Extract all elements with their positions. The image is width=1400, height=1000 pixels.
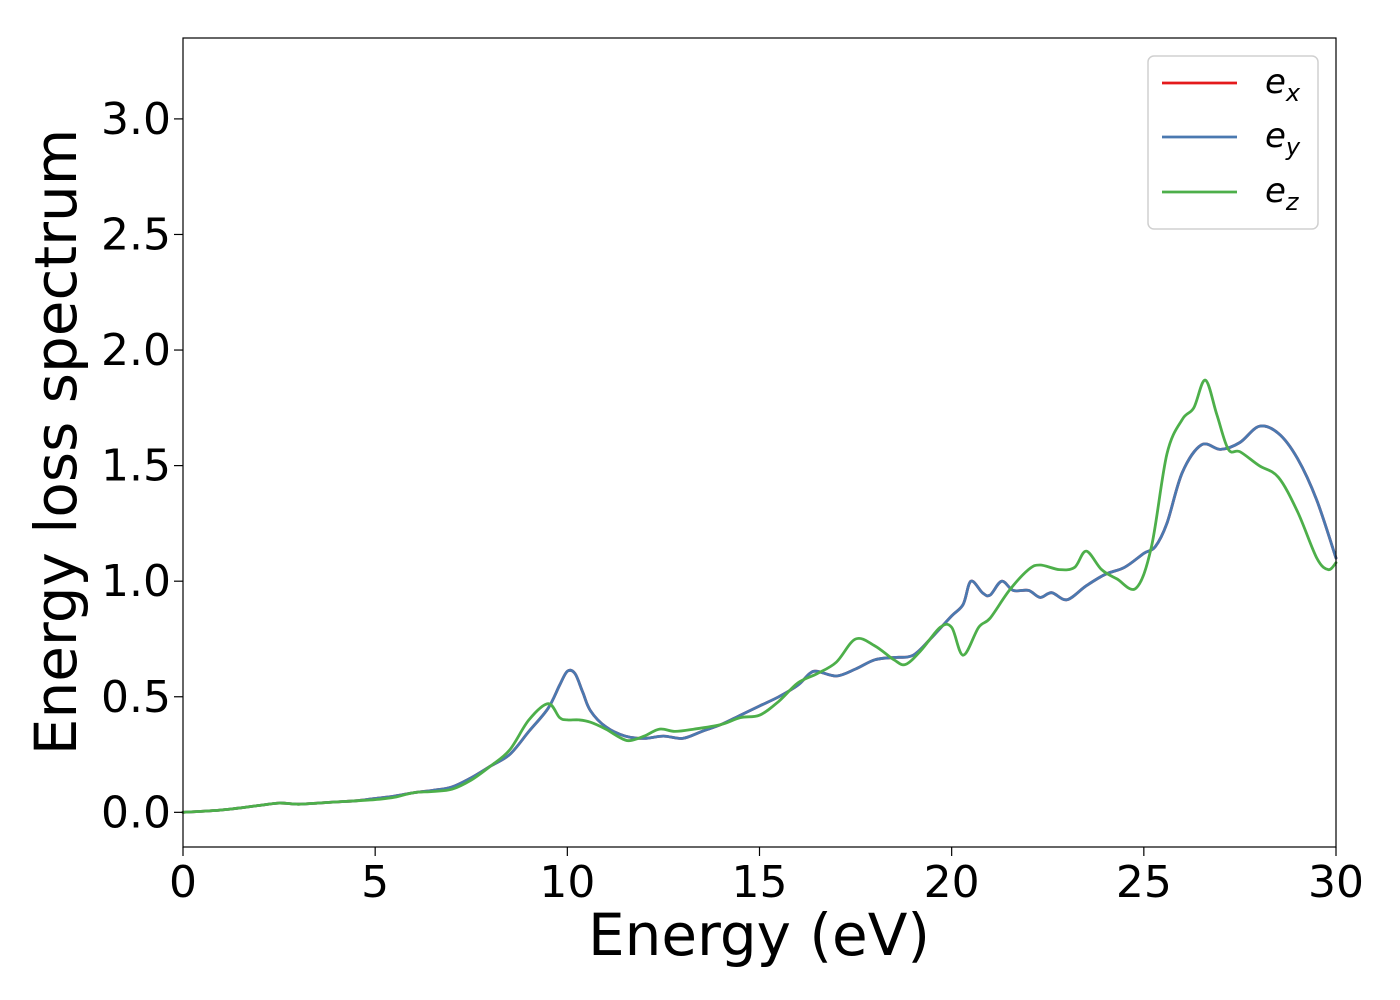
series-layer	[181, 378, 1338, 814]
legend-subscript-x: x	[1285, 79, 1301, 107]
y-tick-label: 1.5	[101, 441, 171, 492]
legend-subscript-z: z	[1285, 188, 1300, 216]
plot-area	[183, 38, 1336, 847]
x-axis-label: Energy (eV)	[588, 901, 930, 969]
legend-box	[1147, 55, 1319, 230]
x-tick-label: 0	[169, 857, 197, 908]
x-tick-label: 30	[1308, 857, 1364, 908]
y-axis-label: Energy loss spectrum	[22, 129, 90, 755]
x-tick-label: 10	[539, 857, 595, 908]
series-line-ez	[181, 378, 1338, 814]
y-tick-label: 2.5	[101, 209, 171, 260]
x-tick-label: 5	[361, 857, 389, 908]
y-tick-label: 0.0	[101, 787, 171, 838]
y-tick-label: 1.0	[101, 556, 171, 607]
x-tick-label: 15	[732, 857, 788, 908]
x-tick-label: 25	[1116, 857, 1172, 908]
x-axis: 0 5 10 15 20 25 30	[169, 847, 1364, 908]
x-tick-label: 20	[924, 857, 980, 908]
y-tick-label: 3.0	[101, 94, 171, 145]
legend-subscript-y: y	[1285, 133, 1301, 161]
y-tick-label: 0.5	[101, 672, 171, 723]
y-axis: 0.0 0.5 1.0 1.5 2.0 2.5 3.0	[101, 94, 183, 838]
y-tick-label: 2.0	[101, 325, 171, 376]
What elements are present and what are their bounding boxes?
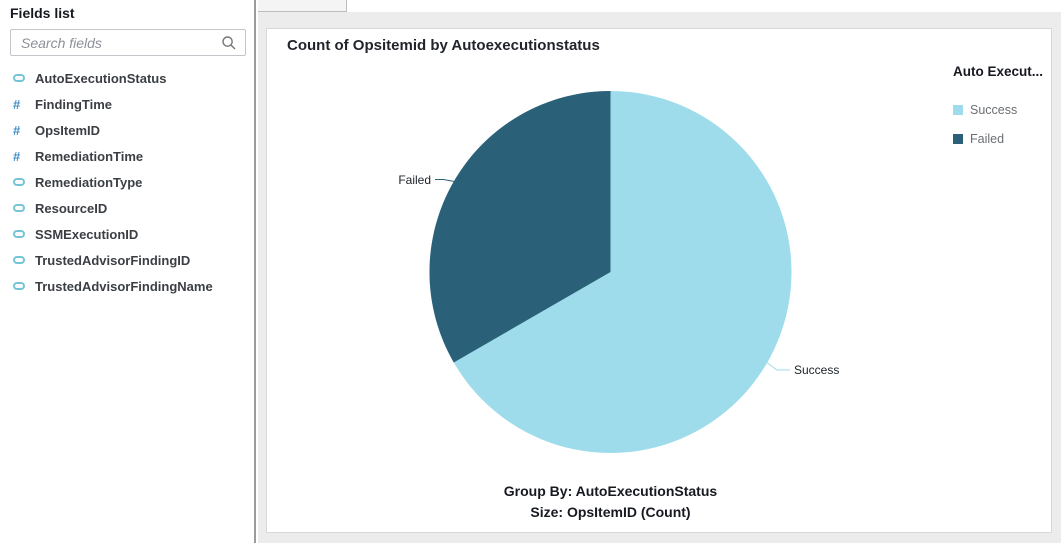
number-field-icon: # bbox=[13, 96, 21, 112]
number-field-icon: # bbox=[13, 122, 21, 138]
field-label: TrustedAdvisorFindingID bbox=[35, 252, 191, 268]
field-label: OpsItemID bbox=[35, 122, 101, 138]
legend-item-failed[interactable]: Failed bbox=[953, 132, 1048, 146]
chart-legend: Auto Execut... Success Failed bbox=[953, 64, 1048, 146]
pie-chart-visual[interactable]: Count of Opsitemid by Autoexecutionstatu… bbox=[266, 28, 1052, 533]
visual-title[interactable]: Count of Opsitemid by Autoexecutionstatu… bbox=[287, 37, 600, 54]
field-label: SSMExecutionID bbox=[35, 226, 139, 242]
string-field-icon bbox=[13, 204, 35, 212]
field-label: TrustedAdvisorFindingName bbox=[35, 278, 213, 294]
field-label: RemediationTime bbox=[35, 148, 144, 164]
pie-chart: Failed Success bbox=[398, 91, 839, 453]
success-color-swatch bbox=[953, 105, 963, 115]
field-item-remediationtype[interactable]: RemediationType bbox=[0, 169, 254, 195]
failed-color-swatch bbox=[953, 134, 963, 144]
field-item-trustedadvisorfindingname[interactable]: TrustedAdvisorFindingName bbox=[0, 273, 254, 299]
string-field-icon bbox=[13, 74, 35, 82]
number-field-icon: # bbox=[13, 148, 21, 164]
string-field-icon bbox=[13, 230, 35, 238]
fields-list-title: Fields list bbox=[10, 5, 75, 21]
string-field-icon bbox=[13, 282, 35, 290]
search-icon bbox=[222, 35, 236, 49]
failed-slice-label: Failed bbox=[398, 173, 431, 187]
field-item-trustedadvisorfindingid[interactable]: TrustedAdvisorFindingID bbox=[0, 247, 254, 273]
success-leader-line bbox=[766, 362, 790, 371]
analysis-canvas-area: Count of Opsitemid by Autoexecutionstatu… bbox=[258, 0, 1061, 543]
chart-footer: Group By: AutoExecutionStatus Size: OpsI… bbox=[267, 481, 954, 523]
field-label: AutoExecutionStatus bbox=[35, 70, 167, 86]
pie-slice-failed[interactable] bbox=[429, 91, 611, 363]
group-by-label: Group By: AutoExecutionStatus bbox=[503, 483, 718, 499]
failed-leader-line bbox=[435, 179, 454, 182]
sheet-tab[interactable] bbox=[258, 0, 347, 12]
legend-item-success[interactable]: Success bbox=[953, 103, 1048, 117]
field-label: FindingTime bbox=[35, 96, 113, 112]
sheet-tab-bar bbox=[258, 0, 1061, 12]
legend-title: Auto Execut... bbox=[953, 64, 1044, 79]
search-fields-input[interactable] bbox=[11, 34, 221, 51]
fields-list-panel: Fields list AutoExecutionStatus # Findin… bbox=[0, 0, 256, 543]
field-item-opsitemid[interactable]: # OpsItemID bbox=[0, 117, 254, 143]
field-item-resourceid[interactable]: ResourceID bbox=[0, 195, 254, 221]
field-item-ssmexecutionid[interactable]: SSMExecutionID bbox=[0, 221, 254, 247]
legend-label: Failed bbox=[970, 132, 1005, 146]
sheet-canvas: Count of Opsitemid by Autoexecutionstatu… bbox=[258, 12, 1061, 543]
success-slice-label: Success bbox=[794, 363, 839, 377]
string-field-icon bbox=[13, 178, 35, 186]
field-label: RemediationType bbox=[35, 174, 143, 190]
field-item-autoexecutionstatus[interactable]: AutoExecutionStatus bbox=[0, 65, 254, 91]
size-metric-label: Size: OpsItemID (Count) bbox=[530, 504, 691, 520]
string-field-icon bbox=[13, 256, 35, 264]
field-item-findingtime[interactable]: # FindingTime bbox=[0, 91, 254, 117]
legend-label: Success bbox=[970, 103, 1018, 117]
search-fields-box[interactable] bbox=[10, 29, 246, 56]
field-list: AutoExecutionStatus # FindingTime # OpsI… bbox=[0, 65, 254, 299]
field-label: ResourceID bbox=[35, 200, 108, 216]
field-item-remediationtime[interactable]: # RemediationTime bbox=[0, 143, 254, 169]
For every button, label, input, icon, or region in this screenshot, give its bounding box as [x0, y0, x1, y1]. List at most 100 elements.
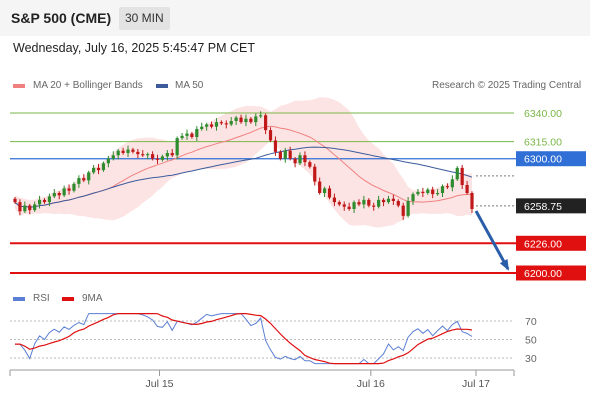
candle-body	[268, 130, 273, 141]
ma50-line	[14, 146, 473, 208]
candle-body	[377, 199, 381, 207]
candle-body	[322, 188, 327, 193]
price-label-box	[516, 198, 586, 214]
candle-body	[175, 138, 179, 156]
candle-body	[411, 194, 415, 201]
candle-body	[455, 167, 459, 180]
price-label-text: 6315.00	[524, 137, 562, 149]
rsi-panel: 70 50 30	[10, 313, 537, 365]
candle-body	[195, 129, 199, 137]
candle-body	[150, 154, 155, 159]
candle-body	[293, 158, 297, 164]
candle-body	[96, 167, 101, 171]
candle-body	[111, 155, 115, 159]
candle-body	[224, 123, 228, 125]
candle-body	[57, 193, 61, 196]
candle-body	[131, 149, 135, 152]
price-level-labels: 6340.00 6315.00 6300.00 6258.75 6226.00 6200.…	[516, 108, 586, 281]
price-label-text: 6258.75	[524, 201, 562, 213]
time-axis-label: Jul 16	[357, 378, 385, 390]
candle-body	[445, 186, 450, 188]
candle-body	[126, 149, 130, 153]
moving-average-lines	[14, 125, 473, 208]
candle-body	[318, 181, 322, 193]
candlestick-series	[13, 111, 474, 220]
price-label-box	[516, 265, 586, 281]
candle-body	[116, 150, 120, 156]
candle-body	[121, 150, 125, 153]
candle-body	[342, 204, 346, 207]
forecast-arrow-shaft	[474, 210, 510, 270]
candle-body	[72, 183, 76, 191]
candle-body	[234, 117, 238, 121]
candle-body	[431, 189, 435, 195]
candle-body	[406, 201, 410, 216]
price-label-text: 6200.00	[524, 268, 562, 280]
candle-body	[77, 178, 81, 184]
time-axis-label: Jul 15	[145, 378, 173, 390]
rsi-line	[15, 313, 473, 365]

-- Exercise details --
Return every line of the records above word for word, leaving out the pictures.

-- Output for this task --
Extract all elements with their positions. The image is width=1400, height=1000 pixels.
series-layer	[181, 378, 1338, 814]
legend-subscript-x: x	[1285, 79, 1301, 107]
y-tick-label: 1.5	[101, 441, 171, 492]
legend-subscript-z: z	[1285, 188, 1300, 216]
plot-area	[183, 38, 1336, 847]
x-axis-label: Energy (eV)	[588, 901, 930, 969]
legend-box	[1147, 55, 1319, 230]
x-tick-label: 0	[169, 857, 197, 908]
x-tick-label: 30	[1308, 857, 1364, 908]
y-axis-label: Energy loss spectrum	[22, 129, 90, 755]
x-tick-label: 10	[539, 857, 595, 908]
series-line-ez	[181, 378, 1338, 814]
y-tick-label: 2.5	[101, 209, 171, 260]
x-tick-label: 5	[361, 857, 389, 908]
y-tick-label: 0.0	[101, 787, 171, 838]
y-tick-label: 1.0	[101, 556, 171, 607]
x-tick-label: 15	[732, 857, 788, 908]
x-tick-label: 25	[1116, 857, 1172, 908]
x-axis: 0 5 10 15 20 25 30	[169, 847, 1364, 908]
x-tick-label: 20	[924, 857, 980, 908]
y-tick-label: 3.0	[101, 94, 171, 145]
legend-subscript-y: y	[1285, 133, 1301, 161]
y-tick-label: 0.5	[101, 672, 171, 723]
y-axis: 0.0 0.5 1.0 1.5 2.0 2.5 3.0	[101, 94, 183, 838]
y-tick-label: 2.0	[101, 325, 171, 376]
What elements are present and what are their bounding boxes?
number-field-icon: # bbox=[13, 96, 21, 112]
number-field-icon: # bbox=[13, 122, 21, 138]
field-label: TrustedAdvisorFindingID bbox=[35, 252, 191, 268]
field-label: OpsItemID bbox=[35, 122, 101, 138]
legend-item-failed[interactable]: Failed bbox=[953, 132, 1048, 146]
chart-legend: Auto Execut... Success Failed bbox=[953, 64, 1048, 146]
pie-chart-visual[interactable]: Count of Opsitemid by Autoexecutionstatu… bbox=[266, 28, 1052, 533]
visual-title[interactable]: Count of Opsitemid by Autoexecutionstatu… bbox=[287, 37, 600, 54]
field-label: SSMExecutionID bbox=[35, 226, 139, 242]
string-field-icon bbox=[13, 204, 35, 212]
field-label: TrustedAdvisorFindingName bbox=[35, 278, 213, 294]
field-label: RemediationTime bbox=[35, 148, 144, 164]
pie-chart: Failed Success bbox=[398, 91, 839, 453]
success-color-swatch bbox=[953, 105, 963, 115]
field-item-remediationtype[interactable]: RemediationType bbox=[0, 169, 254, 195]
failed-color-swatch bbox=[953, 134, 963, 144]
field-item-trustedadvisorfindingname[interactable]: TrustedAdvisorFindingName bbox=[0, 273, 254, 299]
string-field-icon bbox=[13, 74, 35, 82]
number-field-icon: # bbox=[13, 148, 21, 164]
string-field-icon bbox=[13, 230, 35, 238]
fields-list-title: Fields list bbox=[10, 5, 75, 21]
string-field-icon bbox=[13, 282, 35, 290]
search-icon bbox=[222, 35, 236, 49]
failed-slice-label: Failed bbox=[398, 173, 431, 187]
field-item-trustedadvisorfindingid[interactable]: TrustedAdvisorFindingID bbox=[0, 247, 254, 273]
success-leader-line bbox=[766, 362, 790, 371]
analysis-canvas-area: Count of Opsitemid by Autoexecutionstatu… bbox=[258, 0, 1061, 543]
chart-footer: Group By: AutoExecutionStatus Size: OpsI… bbox=[267, 481, 954, 523]
field-label: AutoExecutionStatus bbox=[35, 70, 167, 86]
pie-slice-failed[interactable] bbox=[429, 91, 611, 363]
group-by-label: Group By: AutoExecutionStatus bbox=[503, 483, 718, 499]
failed-leader-line bbox=[435, 179, 454, 182]
sheet-tab[interactable] bbox=[258, 0, 347, 12]
legend-item-success[interactable]: Success bbox=[953, 103, 1048, 117]
field-label: FindingTime bbox=[35, 96, 113, 112]
sheet-tab-bar bbox=[258, 0, 1061, 12]
legend-title: Auto Execut... bbox=[953, 64, 1044, 79]
search-fields-input[interactable] bbox=[11, 34, 221, 51]
fields-list-panel: Fields list AutoExecutionStatus # Findin… bbox=[0, 0, 256, 543]
field-item-opsitemid[interactable]: # OpsItemID bbox=[0, 117, 254, 143]
field-item-resourceid[interactable]: ResourceID bbox=[0, 195, 254, 221]
field-item-ssmexecutionid[interactable]: SSMExecutionID bbox=[0, 221, 254, 247]
legend-label: Failed bbox=[970, 132, 1005, 146]
sheet-canvas: Count of Opsitemid by Autoexecutionstatu… bbox=[258, 12, 1061, 543]
success-slice-label: Success bbox=[794, 363, 839, 377]
string-field-icon bbox=[13, 178, 35, 186]
field-label: RemediationType bbox=[35, 174, 143, 190]
field-item-autoexecutionstatus[interactable]: AutoExecutionStatus bbox=[0, 65, 254, 91]
size-metric-label: Size: OpsItemID (Count) bbox=[530, 504, 691, 520]
string-field-icon bbox=[13, 256, 35, 264]
field-item-findingtime[interactable]: # FindingTime bbox=[0, 91, 254, 117]
legend-label: Success bbox=[970, 103, 1018, 117]
search-fields-box[interactable] bbox=[10, 29, 246, 56]
field-list: AutoExecutionStatus # FindingTime # OpsI… bbox=[0, 65, 254, 299]
field-label: ResourceID bbox=[35, 200, 108, 216]
field-item-remediationtime[interactable]: # RemediationTime bbox=[0, 143, 254, 169]
For every button, label, input, icon, or region in this screenshot, give its bounding box as [x0, y0, x1, y1]. List at most 100 elements.
candle-body	[268, 130, 273, 141]
ma50-line	[14, 146, 473, 208]
candle-body	[377, 199, 381, 207]
candle-body	[322, 188, 327, 193]
price-label-box	[516, 198, 586, 214]
candle-body	[175, 138, 179, 156]
candle-body	[411, 194, 415, 201]
candle-body	[455, 167, 459, 180]
price-label-text: 6315.00	[524, 137, 562, 149]
rsi-panel: 70 50 30	[10, 313, 537, 365]
candle-body	[195, 129, 199, 137]
candle-body	[150, 154, 155, 159]
candle-body	[293, 158, 297, 164]
candle-body	[96, 167, 101, 171]
candle-body	[111, 155, 115, 159]
candle-body	[224, 123, 228, 125]
candle-body	[57, 193, 61, 196]
candle-body	[131, 149, 135, 152]
price-level-labels: 6340.00 6315.00 6300.00 6258.75 6226.00 6200.…	[516, 108, 586, 281]
price-label-text: 6258.75	[524, 201, 562, 213]
time-axis-label: Jul 16	[357, 378, 385, 390]
candle-body	[445, 186, 450, 188]
candle-body	[126, 149, 130, 153]
moving-average-lines	[14, 125, 473, 208]
candle-body	[318, 181, 322, 193]
candlestick-series	[13, 111, 474, 220]
price-label-box	[516, 265, 586, 281]
candle-body	[116, 150, 120, 156]
candle-body	[121, 150, 125, 153]
candle-body	[342, 204, 346, 207]
forecast-arrow-shaft	[474, 210, 510, 270]
candle-body	[72, 183, 76, 191]
candle-body	[234, 117, 238, 121]
candle-body	[431, 189, 435, 195]
candle-body	[406, 201, 410, 216]
price-label-text: 6200.00	[524, 268, 562, 280]
candle-body	[77, 178, 81, 184]
time-axis-label: Jul 15	[145, 378, 173, 390]
rsi-line	[15, 313, 473, 365]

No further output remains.